Stated goal. Say how many lines contain the word "обеспечения". Only the number should be given.

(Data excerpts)

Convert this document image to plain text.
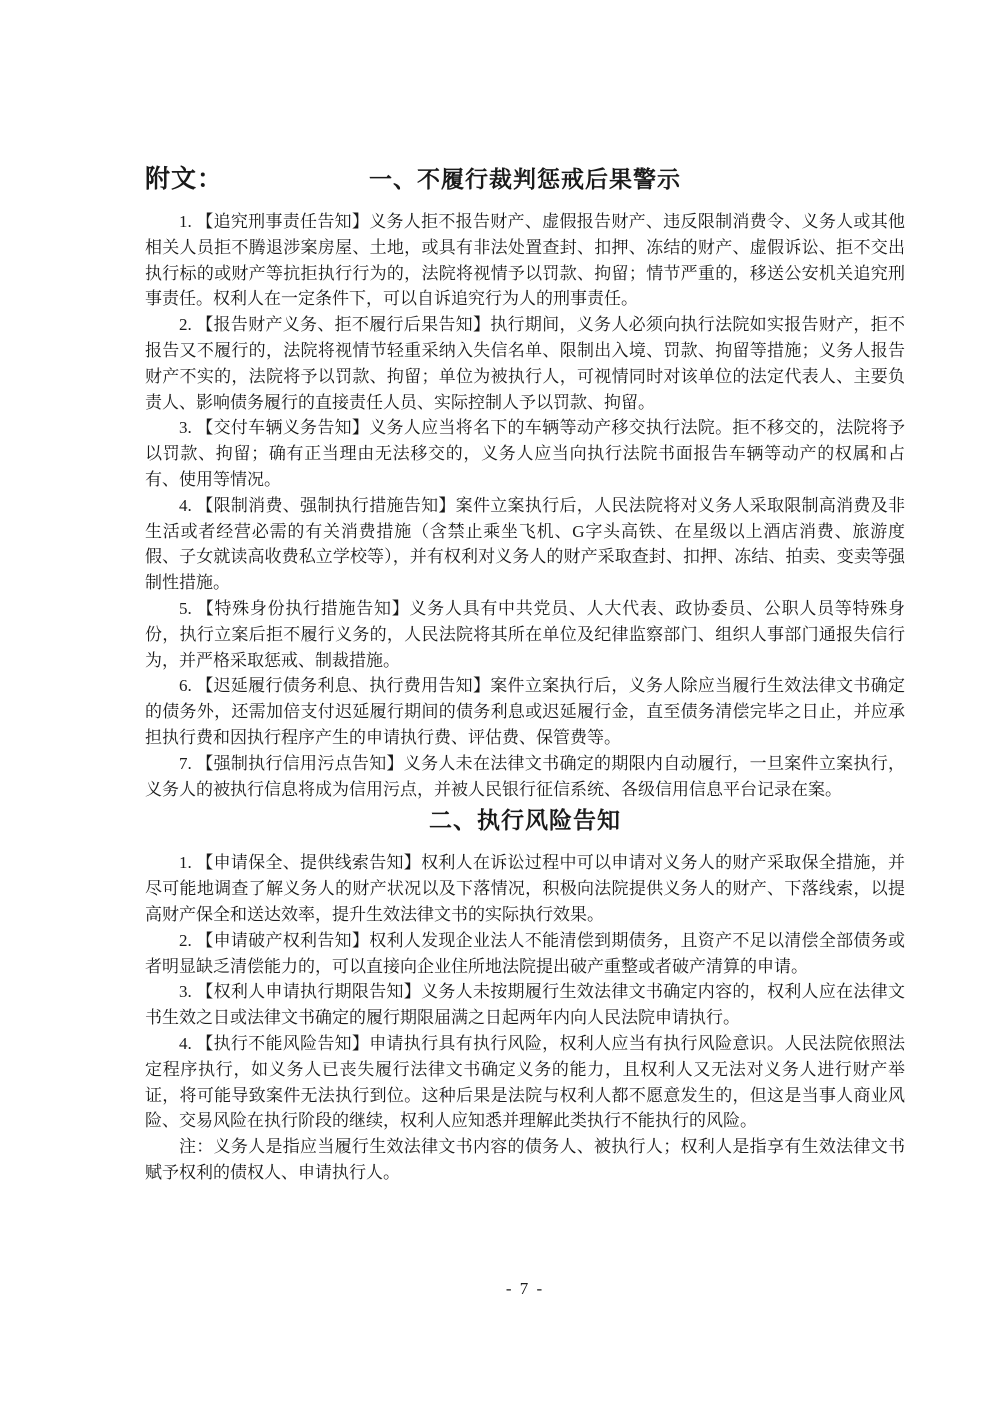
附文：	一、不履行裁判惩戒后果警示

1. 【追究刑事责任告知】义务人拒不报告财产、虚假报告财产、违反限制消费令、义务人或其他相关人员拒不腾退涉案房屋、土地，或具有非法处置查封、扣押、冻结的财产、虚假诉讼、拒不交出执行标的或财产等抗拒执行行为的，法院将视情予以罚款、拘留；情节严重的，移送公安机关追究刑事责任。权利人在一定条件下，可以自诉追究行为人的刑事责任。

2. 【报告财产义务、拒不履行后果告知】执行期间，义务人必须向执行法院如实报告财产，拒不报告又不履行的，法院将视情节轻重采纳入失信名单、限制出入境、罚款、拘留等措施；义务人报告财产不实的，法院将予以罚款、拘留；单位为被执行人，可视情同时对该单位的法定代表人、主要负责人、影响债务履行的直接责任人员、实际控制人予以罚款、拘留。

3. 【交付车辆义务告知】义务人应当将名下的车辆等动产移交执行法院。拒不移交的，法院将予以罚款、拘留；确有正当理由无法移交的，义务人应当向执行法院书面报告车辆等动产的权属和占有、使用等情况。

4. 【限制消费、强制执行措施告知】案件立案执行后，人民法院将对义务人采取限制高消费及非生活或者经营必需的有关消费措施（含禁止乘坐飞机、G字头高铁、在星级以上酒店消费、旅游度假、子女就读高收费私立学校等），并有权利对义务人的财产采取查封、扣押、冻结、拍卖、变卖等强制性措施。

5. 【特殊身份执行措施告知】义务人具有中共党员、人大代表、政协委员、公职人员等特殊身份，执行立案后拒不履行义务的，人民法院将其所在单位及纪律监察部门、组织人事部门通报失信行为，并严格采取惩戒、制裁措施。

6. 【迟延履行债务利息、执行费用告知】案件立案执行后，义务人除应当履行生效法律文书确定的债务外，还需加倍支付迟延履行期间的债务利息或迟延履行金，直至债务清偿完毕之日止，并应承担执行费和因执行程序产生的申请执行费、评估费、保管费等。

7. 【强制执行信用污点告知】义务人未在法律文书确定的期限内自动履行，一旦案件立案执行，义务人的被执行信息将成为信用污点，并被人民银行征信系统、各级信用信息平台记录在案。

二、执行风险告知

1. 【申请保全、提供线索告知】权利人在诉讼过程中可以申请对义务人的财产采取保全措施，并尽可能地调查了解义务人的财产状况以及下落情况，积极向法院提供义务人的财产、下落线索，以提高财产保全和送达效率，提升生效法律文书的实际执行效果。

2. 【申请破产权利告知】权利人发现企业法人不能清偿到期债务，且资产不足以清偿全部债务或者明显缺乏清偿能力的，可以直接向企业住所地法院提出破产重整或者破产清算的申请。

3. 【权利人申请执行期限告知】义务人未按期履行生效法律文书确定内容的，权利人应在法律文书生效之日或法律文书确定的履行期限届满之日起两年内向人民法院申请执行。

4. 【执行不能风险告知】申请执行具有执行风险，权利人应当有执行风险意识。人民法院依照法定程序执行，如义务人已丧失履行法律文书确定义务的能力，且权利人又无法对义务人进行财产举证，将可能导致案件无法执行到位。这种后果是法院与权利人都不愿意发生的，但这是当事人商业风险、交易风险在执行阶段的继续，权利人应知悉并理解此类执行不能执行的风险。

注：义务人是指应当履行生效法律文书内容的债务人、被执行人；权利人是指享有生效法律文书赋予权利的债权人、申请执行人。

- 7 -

--

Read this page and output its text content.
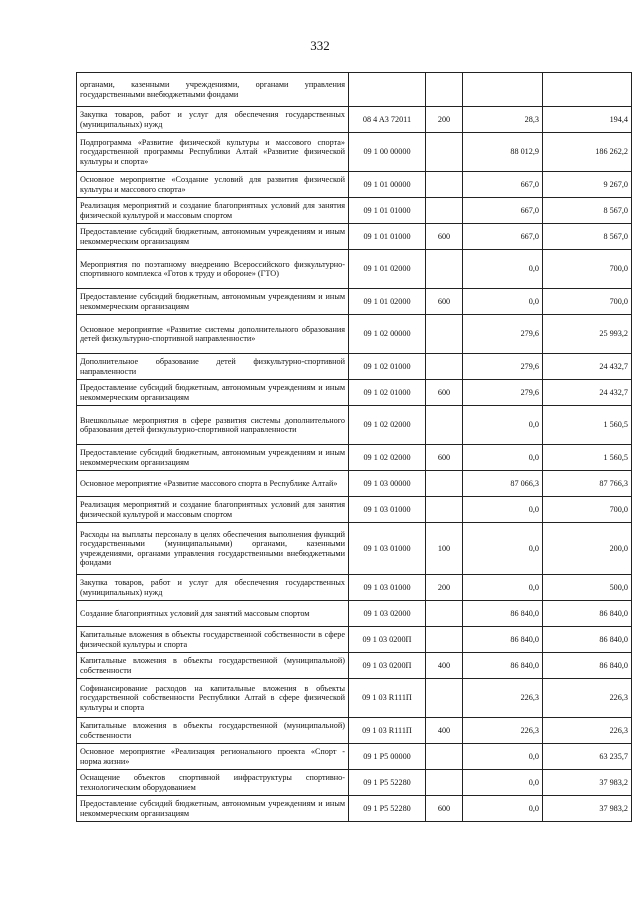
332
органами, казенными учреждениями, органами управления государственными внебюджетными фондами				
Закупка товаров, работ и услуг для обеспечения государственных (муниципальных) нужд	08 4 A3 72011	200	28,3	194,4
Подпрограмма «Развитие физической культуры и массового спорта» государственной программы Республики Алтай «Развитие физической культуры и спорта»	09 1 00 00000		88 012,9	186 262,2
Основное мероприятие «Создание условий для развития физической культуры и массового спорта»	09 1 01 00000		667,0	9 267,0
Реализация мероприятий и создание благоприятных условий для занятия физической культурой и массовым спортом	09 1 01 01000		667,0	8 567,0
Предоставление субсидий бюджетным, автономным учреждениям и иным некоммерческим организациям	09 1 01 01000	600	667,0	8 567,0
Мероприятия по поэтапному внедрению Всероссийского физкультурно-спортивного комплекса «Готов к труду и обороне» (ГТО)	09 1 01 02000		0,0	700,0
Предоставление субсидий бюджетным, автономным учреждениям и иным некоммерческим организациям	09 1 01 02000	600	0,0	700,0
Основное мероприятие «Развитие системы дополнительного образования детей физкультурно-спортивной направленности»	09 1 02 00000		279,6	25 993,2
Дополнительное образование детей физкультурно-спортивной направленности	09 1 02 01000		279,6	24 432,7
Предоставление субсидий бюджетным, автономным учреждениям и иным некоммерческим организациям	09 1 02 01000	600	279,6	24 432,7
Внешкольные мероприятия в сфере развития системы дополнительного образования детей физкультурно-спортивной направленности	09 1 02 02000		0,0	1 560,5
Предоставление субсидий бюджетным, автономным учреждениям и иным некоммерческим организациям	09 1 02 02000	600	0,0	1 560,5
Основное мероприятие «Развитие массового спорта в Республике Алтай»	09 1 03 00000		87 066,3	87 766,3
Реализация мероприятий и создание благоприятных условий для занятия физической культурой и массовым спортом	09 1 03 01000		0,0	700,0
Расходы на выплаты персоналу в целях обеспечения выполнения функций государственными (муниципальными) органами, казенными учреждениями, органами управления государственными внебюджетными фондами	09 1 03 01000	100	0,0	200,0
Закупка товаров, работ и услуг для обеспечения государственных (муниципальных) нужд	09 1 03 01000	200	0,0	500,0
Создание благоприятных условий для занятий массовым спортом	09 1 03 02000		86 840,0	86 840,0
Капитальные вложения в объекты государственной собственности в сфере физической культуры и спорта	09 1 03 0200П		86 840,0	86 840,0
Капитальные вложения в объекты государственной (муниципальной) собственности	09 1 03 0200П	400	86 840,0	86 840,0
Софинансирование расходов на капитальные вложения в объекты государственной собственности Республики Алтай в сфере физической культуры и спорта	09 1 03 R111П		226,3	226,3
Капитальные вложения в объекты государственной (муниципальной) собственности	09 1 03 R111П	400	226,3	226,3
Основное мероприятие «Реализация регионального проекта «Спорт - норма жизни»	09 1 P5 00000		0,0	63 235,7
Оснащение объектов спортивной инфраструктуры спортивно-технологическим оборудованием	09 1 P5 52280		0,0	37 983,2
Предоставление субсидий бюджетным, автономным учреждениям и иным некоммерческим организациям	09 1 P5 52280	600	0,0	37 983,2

Answer for the task. 3